▸ **What to do**
Condense the paragraph of the thematic mapping of France text that begins "To remain consistent" into a short list that keeps its main facts.

▸ **Excerpt provided**
Thematic mapping of France

This project aimed to study the spatial patterns of different types of variables in metropolitan France, to the department level. Economic, demographic and geographic data are analyzed. Correlations between these variables were also sought, on the basis of preliminary hypotheses. This is for the official story... actually it was a way to explore the potential of sf R library to perform common GIS processes (join, merge, aggregate, zonal statistics,...) and tmap package for thematic mapping!

Methodology

Data

Administrative shapefile at the level of departments (polygons vector data) and the French road network (polylines vector data) have been downloaded on the DIVA-GIS (n.d.) website [1]. The road network includes the main roads that are highways, national and departmental roads. In addition, various variables were downloaded on the Institut national de la statistique et des études économiques (INSEE ; n.d.) website [2]:

At the level of municipalities, the population by sex and age group (10 groups) in 2018.
At the level of municipalities, the number of unemployed persons in the active population (15-64 years old) in 2018.
At the level of departments, the average net hourly wage [€/hour] in 2017 (in this project, it is assumed that the values are the same in 2018).

GIS procedure and Cartography

Different interesting variables were calculated from previously downloaded data. Firstly, the total population per municipality was calculated as the sum of population in all sex and age group combinations. Similarly, the total active population was calculated as the sum of population in the 15-64 age group. The unemployment variable was retained as provided by the INSEE. Since these variables were at the municipality level, they have been joined by their unique geographic code (unlike the name of municipalities which is not always unique). Then, they were aggregated into departments. Salary data was also joined to the database at the department level, as well as the associated and unique department names that allowed the join with the department shapefile. The surface of department was also joined. It was calculated on a temporary reprojection of the shapefile into a equal-area projection (conserving the area, unlike the projection used for mapping). Once all the absolute variables at the department level, relative variables were calculated. The population density [inhabitants/km²], the active population proportion [%] and the unemployment proportion [%] were calculated.

After verifying that the administrative and roads shapefiles used the same coordinate system, an empty raster was created from the administrative shapefile and the distance from each cell center to the nearest road was calculated. To reduce the calculation time, the resolution was deliberately chosen coarse. Then, a zonal statistical method was applied to extract the mean value of the nearest road for each department

Therefore, the final variables used for mapping and correlation testing are : population density [inhabitants/km²], active population proportion [%], unemployment proportion [%], mean distance to nearest road [km] and mean net hourly wage [€/hour].

To remain consistent in the representation of spatial patterns, choices regarding the classification were made and applied to all variables. Some data being highly non-normally distributed, the quantile classification for mapping was preferred. Moreover, all maps used a 5-class classification as a compromise between detail and readability.

(Data listing)

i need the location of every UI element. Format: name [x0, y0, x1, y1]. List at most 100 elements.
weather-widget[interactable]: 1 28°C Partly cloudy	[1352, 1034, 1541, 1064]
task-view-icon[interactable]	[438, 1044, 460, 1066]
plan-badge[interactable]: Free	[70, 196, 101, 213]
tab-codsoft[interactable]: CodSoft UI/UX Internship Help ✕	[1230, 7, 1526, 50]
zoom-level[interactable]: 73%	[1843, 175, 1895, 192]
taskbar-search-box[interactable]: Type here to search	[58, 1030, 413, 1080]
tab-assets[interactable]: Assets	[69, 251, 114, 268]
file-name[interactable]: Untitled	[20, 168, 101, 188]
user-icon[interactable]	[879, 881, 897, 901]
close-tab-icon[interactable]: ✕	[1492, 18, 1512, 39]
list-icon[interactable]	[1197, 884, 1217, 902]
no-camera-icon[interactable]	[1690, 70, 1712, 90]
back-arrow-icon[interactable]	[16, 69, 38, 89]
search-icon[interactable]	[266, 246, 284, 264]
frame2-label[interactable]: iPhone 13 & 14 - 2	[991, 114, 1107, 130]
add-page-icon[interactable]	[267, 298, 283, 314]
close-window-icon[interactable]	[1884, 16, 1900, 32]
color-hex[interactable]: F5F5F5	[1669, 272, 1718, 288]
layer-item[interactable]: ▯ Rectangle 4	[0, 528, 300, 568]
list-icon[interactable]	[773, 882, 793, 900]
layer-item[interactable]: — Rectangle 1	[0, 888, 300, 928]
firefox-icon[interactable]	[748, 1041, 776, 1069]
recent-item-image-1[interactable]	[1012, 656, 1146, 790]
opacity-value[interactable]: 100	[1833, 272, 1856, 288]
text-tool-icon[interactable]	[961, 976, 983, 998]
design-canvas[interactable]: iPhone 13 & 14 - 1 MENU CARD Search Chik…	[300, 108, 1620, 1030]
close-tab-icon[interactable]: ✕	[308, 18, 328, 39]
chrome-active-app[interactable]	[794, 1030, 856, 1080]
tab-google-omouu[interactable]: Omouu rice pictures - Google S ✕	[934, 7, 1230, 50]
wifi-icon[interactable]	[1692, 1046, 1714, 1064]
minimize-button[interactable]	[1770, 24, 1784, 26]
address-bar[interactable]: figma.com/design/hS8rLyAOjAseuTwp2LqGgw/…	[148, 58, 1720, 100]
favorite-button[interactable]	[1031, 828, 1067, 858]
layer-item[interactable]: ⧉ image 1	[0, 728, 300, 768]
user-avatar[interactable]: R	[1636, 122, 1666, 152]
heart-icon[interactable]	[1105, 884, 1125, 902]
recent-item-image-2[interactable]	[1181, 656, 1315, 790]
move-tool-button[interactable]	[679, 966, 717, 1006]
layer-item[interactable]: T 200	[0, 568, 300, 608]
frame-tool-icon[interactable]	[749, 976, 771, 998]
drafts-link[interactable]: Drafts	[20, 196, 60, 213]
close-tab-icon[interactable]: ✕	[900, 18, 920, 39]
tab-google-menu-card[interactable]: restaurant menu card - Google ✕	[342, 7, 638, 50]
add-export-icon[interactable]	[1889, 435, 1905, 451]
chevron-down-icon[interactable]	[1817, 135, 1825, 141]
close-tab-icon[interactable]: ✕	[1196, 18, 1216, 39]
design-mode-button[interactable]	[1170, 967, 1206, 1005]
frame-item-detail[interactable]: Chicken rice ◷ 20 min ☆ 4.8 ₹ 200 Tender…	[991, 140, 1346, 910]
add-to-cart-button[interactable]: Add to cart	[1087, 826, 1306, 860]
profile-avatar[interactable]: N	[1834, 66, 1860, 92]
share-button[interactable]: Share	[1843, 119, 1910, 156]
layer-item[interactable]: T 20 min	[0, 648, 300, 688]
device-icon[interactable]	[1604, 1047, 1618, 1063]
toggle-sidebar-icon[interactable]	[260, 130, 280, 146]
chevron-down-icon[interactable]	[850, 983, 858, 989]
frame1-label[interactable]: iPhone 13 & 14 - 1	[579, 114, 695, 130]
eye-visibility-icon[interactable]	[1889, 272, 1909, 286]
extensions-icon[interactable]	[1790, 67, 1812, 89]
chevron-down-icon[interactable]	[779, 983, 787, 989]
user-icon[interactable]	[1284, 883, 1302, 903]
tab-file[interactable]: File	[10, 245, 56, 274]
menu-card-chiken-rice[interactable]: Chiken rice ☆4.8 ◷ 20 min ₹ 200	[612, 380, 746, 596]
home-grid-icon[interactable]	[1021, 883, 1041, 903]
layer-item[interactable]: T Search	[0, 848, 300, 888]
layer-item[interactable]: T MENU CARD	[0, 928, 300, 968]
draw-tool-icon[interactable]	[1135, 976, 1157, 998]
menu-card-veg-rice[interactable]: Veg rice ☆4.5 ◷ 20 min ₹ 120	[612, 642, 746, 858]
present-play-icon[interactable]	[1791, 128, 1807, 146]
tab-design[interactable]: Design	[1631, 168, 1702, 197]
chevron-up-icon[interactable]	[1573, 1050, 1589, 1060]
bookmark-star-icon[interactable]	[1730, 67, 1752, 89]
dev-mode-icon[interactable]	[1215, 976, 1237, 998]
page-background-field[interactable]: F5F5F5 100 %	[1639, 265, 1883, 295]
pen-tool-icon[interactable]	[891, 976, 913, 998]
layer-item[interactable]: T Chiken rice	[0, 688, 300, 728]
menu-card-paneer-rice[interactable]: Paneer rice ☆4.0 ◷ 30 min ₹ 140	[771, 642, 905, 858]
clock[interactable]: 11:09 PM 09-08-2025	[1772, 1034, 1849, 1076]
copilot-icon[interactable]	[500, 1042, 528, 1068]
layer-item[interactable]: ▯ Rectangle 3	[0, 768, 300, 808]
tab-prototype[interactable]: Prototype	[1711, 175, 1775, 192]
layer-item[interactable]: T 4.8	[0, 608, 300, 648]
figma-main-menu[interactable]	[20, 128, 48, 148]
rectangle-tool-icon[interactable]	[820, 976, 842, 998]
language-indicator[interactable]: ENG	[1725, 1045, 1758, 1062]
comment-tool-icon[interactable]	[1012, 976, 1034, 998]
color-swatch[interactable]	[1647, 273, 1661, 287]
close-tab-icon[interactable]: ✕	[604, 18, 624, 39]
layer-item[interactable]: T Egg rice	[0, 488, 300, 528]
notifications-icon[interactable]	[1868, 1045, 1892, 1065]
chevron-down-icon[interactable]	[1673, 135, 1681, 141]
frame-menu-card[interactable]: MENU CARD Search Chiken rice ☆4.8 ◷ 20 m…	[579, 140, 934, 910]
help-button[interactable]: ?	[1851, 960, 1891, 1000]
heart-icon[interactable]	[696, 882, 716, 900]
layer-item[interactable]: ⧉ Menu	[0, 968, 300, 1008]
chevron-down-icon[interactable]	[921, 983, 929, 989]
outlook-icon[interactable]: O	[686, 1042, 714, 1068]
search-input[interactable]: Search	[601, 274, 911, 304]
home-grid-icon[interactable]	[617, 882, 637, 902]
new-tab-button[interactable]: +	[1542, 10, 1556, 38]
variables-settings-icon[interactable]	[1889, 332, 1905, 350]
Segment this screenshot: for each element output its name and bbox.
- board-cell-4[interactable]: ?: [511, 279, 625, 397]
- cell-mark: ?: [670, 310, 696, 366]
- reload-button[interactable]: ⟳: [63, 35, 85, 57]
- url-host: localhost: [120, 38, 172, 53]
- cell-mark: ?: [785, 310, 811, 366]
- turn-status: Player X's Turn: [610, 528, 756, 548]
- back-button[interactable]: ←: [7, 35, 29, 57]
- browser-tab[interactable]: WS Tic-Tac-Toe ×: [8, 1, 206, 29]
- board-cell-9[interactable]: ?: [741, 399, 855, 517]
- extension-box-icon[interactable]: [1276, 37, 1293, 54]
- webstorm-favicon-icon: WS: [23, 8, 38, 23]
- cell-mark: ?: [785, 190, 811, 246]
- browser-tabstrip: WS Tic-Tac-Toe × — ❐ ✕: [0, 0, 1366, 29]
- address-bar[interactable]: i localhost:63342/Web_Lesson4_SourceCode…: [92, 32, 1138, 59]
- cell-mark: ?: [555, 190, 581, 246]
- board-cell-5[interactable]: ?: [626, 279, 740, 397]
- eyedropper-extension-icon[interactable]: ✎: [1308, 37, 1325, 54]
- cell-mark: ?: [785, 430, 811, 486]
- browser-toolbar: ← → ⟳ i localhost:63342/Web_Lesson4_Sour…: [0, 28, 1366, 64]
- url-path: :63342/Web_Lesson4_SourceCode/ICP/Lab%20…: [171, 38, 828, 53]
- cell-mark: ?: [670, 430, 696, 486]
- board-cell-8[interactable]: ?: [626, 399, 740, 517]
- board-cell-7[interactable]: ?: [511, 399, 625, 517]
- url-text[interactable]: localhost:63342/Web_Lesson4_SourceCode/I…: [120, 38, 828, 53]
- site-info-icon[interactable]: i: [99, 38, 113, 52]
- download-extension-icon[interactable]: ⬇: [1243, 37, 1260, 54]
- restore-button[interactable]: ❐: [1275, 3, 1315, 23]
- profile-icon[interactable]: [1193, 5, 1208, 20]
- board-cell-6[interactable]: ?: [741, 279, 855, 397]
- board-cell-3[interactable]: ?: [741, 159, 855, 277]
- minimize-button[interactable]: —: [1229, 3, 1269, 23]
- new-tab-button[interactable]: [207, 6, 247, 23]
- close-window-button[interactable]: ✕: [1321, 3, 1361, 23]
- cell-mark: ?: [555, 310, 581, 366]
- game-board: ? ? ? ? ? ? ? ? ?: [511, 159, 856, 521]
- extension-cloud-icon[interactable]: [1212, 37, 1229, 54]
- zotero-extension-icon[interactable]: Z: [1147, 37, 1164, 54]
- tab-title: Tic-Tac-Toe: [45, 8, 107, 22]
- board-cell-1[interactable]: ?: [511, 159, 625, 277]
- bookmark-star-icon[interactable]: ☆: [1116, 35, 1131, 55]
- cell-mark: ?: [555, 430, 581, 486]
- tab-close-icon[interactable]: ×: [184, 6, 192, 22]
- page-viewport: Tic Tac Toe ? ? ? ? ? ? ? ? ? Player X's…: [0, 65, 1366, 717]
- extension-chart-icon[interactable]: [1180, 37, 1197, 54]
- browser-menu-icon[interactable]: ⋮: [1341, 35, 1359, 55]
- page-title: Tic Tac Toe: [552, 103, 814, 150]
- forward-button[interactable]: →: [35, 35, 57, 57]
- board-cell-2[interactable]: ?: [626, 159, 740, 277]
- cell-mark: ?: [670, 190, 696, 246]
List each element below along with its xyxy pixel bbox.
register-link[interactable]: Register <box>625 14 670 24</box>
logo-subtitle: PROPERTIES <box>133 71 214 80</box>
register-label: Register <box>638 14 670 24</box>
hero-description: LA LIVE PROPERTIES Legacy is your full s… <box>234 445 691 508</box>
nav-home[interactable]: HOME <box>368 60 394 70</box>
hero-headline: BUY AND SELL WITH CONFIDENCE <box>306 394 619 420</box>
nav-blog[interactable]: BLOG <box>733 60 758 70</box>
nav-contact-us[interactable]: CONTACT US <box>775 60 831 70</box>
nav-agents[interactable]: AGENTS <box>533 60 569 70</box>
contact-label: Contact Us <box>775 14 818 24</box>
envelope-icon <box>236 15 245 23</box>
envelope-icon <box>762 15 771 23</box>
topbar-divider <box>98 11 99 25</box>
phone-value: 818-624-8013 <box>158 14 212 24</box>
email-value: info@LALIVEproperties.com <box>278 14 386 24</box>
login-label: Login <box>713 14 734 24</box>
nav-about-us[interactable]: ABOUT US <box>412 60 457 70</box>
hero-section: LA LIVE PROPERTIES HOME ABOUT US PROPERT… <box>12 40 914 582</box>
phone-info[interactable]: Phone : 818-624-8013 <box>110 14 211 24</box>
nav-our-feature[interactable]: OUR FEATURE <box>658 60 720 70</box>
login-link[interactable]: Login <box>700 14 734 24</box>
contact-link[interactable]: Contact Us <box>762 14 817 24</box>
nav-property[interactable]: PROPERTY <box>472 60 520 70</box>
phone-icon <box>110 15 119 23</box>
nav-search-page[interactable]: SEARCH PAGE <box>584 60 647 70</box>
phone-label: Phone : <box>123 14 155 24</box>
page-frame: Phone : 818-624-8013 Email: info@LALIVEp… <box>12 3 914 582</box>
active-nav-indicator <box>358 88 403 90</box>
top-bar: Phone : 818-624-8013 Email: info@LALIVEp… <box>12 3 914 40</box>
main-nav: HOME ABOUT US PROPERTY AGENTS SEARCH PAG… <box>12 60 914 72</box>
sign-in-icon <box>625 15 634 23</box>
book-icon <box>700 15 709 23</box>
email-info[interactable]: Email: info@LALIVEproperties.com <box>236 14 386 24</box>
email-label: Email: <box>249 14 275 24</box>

▸ **Complete answer**
- The same classification choices were applied to all variables, for a consistent representation of spatial patterns.
- Quantile classification was preferred for mapping because some data are highly non-normally distributed.
- All maps used 5 classes as a compromise between detail and readability.